--- START Data provided ---

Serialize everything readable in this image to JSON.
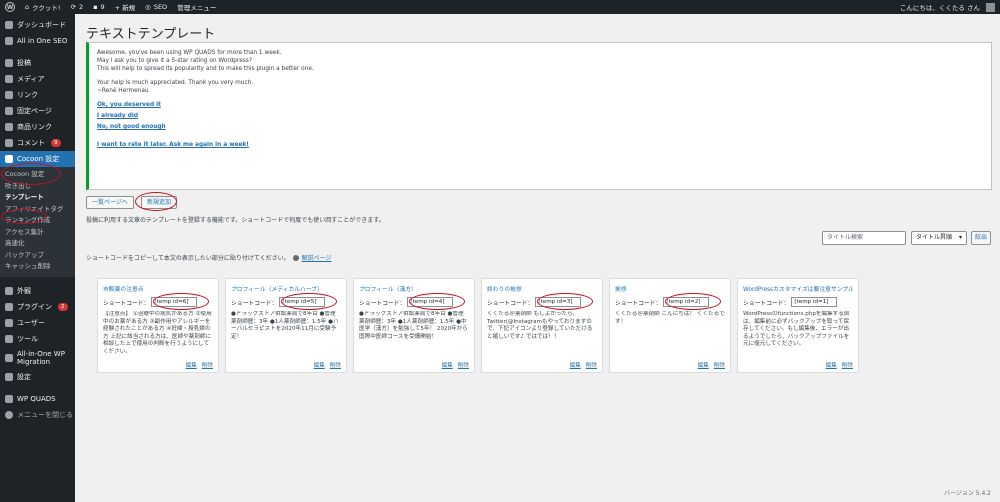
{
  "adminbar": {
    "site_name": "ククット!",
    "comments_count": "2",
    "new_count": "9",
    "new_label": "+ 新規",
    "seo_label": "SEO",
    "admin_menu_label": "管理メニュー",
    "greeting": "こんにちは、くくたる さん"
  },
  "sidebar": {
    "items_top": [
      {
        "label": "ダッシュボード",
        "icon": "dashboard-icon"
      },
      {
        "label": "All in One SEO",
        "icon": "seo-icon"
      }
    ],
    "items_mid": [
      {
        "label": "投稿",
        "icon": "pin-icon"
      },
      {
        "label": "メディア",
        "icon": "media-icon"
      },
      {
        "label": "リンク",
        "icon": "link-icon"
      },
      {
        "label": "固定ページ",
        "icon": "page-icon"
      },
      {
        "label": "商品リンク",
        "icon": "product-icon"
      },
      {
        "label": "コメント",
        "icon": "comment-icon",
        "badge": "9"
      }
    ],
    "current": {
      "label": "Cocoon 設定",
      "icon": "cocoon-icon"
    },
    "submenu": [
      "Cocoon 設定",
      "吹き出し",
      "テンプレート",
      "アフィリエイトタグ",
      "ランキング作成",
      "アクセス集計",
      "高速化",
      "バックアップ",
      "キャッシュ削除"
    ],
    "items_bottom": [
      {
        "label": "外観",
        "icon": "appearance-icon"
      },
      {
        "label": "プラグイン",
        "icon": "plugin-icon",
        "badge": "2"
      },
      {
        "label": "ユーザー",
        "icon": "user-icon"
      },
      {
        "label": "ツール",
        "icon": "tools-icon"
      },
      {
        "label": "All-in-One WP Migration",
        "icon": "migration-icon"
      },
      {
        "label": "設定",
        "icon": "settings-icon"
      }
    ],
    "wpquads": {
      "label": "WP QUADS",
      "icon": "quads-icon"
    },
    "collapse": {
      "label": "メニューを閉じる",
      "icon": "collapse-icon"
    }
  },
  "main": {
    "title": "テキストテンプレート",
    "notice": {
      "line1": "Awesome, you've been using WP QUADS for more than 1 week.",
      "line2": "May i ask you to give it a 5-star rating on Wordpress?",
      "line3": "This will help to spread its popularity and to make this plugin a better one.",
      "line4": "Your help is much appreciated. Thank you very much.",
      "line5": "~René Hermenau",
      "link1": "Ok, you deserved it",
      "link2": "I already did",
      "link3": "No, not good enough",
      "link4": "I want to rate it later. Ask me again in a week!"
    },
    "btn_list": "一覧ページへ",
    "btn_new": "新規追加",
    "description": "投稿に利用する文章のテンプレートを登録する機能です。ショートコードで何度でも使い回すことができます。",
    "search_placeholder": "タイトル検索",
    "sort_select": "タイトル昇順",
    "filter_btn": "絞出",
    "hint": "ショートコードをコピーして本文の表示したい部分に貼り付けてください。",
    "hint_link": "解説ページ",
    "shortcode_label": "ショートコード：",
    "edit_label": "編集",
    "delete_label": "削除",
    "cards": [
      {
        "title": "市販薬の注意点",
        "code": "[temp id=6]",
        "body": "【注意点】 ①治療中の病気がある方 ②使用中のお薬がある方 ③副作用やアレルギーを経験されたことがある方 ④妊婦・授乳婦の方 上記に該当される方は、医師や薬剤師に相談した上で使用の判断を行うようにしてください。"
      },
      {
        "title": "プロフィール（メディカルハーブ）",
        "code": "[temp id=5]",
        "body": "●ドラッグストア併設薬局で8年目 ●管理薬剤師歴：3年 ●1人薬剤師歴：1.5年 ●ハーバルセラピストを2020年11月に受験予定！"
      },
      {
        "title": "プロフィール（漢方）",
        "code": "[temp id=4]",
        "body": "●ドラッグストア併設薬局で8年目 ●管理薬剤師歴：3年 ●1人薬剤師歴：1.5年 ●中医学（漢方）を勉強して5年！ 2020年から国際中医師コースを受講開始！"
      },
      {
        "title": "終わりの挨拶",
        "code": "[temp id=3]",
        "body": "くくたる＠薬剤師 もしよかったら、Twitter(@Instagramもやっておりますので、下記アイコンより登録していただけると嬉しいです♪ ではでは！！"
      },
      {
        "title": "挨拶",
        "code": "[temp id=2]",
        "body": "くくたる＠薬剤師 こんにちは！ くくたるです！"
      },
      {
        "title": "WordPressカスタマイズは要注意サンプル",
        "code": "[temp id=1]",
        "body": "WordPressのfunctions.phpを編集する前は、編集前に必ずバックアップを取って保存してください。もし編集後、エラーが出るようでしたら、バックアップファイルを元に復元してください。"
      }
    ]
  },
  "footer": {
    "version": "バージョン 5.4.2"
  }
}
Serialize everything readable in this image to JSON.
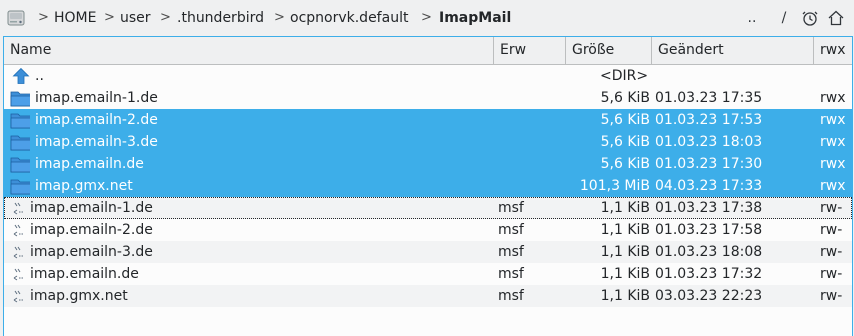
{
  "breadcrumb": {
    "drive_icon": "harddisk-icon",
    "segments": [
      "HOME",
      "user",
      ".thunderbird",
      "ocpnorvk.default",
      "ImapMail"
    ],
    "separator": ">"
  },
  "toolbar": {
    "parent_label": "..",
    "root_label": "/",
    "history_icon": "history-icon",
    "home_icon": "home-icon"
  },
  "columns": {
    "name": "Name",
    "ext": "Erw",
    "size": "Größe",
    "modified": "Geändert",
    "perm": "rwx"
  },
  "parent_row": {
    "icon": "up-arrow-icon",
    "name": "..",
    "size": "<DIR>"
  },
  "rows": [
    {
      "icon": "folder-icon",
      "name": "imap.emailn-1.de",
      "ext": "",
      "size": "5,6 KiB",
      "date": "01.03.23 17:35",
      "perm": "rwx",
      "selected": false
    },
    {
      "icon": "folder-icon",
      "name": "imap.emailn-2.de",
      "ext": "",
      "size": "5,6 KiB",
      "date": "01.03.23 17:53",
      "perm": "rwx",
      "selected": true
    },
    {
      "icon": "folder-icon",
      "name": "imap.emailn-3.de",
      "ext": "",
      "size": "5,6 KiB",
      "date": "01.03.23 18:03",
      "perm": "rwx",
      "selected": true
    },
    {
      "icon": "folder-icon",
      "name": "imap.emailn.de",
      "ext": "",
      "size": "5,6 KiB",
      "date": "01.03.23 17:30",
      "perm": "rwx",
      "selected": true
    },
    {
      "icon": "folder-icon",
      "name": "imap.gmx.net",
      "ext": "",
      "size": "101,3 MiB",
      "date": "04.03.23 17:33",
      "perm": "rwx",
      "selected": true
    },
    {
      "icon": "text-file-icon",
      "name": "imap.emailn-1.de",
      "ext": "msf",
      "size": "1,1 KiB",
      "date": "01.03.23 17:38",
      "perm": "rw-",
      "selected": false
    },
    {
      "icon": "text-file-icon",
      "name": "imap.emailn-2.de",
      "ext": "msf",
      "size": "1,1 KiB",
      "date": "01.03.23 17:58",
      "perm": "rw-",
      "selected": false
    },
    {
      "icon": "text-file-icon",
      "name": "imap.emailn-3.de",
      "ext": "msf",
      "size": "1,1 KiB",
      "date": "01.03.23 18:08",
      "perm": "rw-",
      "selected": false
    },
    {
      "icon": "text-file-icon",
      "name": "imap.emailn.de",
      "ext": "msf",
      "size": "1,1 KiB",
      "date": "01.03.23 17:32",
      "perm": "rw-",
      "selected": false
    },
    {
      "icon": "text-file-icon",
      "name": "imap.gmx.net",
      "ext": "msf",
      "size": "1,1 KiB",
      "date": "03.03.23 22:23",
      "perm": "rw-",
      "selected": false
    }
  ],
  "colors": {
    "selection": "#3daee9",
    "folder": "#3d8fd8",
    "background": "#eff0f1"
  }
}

--- END Data provided ---

### The task
Quote the full listing above word for word; exclude every picture from the copy.

### Exercise result
Serialize everything readable in this image to JSON.
{
  "adminbar": {
    "site_name": "ククット!",
    "comments_count": "2",
    "new_count": "9",
    "new_label": "+ 新規",
    "seo_label": "SEO",
    "admin_menu_label": "管理メニュー",
    "greeting": "こんにちは、くくたる さん"
  },
  "sidebar": {
    "items_top": [
      {
        "label": "ダッシュボード",
        "icon": "dashboard-icon"
      },
      {
        "label": "All in One SEO",
        "icon": "seo-icon"
      }
    ],
    "items_mid": [
      {
        "label": "投稿",
        "icon": "pin-icon"
      },
      {
        "label": "メディア",
        "icon": "media-icon"
      },
      {
        "label": "リンク",
        "icon": "link-icon"
      },
      {
        "label": "固定ページ",
        "icon": "page-icon"
      },
      {
        "label": "商品リンク",
        "icon": "product-icon"
      },
      {
        "label": "コメント",
        "icon": "comment-icon",
        "badge": "9"
      }
    ],
    "current": {
      "label": "Cocoon 設定",
      "icon": "cocoon-icon"
    },
    "submenu": [
      "Cocoon 設定",
      "吹き出し",
      "テンプレート",
      "アフィリエイトタグ",
      "ランキング作成",
      "アクセス集計",
      "高速化",
      "バックアップ",
      "キャッシュ削除"
    ],
    "items_bottom": [
      {
        "label": "外観",
        "icon": "appearance-icon"
      },
      {
        "label": "プラグイン",
        "icon": "plugin-icon",
        "badge": "2"
      },
      {
        "label": "ユーザー",
        "icon": "user-icon"
      },
      {
        "label": "ツール",
        "icon": "tools-icon"
      },
      {
        "label": "All-in-One WP Migration",
        "icon": "migration-icon"
      },
      {
        "label": "設定",
        "icon": "settings-icon"
      }
    ],
    "wpquads": {
      "label": "WP QUADS",
      "icon": "quads-icon"
    },
    "collapse": {
      "label": "メニューを閉じる",
      "icon": "collapse-icon"
    }
  },
  "main": {
    "title": "テキストテンプレート",
    "notice": {
      "line1": "Awesome, you've been using WP QUADS for more than 1 week.",
      "line2": "May i ask you to give it a 5-star rating on Wordpress?",
      "line3": "This will help to spread its popularity and to make this plugin a better one.",
      "line4": "Your help is much appreciated. Thank you very much.",
      "line5": "~René Hermenau",
      "link1": "Ok, you deserved it",
      "link2": "I already did",
      "link3": "No, not good enough",
      "link4": "I want to rate it later. Ask me again in a week!"
    },
    "btn_list": "一覧ページへ",
    "btn_new": "新規追加",
    "description": "投稿に利用する文章のテンプレートを登録する機能です。ショートコードで何度でも使い回すことができます。",
    "search_placeholder": "タイトル検索",
    "sort_select": "タイトル昇順",
    "filter_btn": "絞出",
    "hint": "ショートコードをコピーして本文の表示したい部分に貼り付けてください。",
    "hint_link": "解説ページ",
    "shortcode_label": "ショートコード：",
    "edit_label": "編集",
    "delete_label": "削除",
    "cards": [
      {
        "title": "市販薬の注意点",
        "code": "[temp id=6]",
        "body": "【注意点】 ①治療中の病気がある方 ②使用中のお薬がある方 ③副作用やアレルギーを経験されたことがある方 ④妊婦・授乳婦の方 上記に該当される方は、医師や薬剤師に相談した上で使用の判断を行うようにしてください。"
      },
      {
        "title": "プロフィール（メディカルハーブ）",
        "code": "[temp id=5]",
        "body": "●ドラッグストア併設薬局で8年目 ●管理薬剤師歴：3年 ●1人薬剤師歴：1.5年 ●ハーバルセラピストを2020年11月に受験予定！"
      },
      {
        "title": "プロフィール（漢方）",
        "code": "[temp id=4]",
        "body": "●ドラッグストア併設薬局で8年目 ●管理薬剤師歴：3年 ●1人薬剤師歴：1.5年 ●中医学（漢方）を勉強して5年！ 2020年から国際中医師コースを受講開始！"
      },
      {
        "title": "終わりの挨拶",
        "code": "[temp id=3]",
        "body": "くくたる＠薬剤師 もしよかったら、Twitter(@Instagramもやっておりますので、下記アイコンより登録していただけると嬉しいです♪ ではでは！！"
      },
      {
        "title": "挨拶",
        "code": "[temp id=2]",
        "body": "くくたる＠薬剤師 こんにちは！ くくたるです！"
      },
      {
        "title": "WordPressカスタマイズは要注意サンプル",
        "code": "[temp id=1]",
        "body": "WordPressのfunctions.phpを編集する前は、編集前に必ずバックアップを取って保存してください。もし編集後、エラーが出るようでしたら、バックアップファイルを元に復元してください。"
      }
    ]
  },
  "footer": {
    "version": "バージョン 5.4.2"
  }
}
Serialize everything readable in this image to JSON.
{
  "breadcrumb": {
    "drive_icon": "harddisk-icon",
    "segments": [
      "HOME",
      "user",
      ".thunderbird",
      "ocpnorvk.default",
      "ImapMail"
    ],
    "separator": ">"
  },
  "toolbar": {
    "parent_label": "..",
    "root_label": "/",
    "history_icon": "history-icon",
    "home_icon": "home-icon"
  },
  "columns": {
    "name": "Name",
    "ext": "Erw",
    "size": "Größe",
    "modified": "Geändert",
    "perm": "rwx"
  },
  "parent_row": {
    "icon": "up-arrow-icon",
    "name": "..",
    "size": "<DIR>"
  },
  "rows": [
    {
      "icon": "folder-icon",
      "name": "imap.emailn-1.de",
      "ext": "",
      "size": "5,6 KiB",
      "date": "01.03.23 17:35",
      "perm": "rwx",
      "selected": false
    },
    {
      "icon": "folder-icon",
      "name": "imap.emailn-2.de",
      "ext": "",
      "size": "5,6 KiB",
      "date": "01.03.23 17:53",
      "perm": "rwx",
      "selected": true
    },
    {
      "icon": "folder-icon",
      "name": "imap.emailn-3.de",
      "ext": "",
      "size": "5,6 KiB",
      "date": "01.03.23 18:03",
      "perm": "rwx",
      "selected": true
    },
    {
      "icon": "folder-icon",
      "name": "imap.emailn.de",
      "ext": "",
      "size": "5,6 KiB",
      "date": "01.03.23 17:30",
      "perm": "rwx",
      "selected": true
    },
    {
      "icon": "folder-icon",
      "name": "imap.gmx.net",
      "ext": "",
      "size": "101,3 MiB",
      "date": "04.03.23 17:33",
      "perm": "rwx",
      "selected": true
    },
    {
      "icon": "text-file-icon",
      "name": "imap.emailn-1.de",
      "ext": "msf",
      "size": "1,1 KiB",
      "date": "01.03.23 17:38",
      "perm": "rw-",
      "selected": false
    },
    {
      "icon": "text-file-icon",
      "name": "imap.emailn-2.de",
      "ext": "msf",
      "size": "1,1 KiB",
      "date": "01.03.23 17:58",
      "perm": "rw-",
      "selected": false
    },
    {
      "icon": "text-file-icon",
      "name": "imap.emailn-3.de",
      "ext": "msf",
      "size": "1,1 KiB",
      "date": "01.03.23 18:08",
      "perm": "rw-",
      "selected": false
    },
    {
      "icon": "text-file-icon",
      "name": "imap.emailn.de",
      "ext": "msf",
      "size": "1,1 KiB",
      "date": "01.03.23 17:32",
      "perm": "rw-",
      "selected": false
    },
    {
      "icon": "text-file-icon",
      "name": "imap.gmx.net",
      "ext": "msf",
      "size": "1,1 KiB",
      "date": "03.03.23 22:23",
      "perm": "rw-",
      "selected": false
    }
  ],
  "colors": {
    "selection": "#3daee9",
    "folder": "#3d8fd8",
    "background": "#eff0f1"
  }
}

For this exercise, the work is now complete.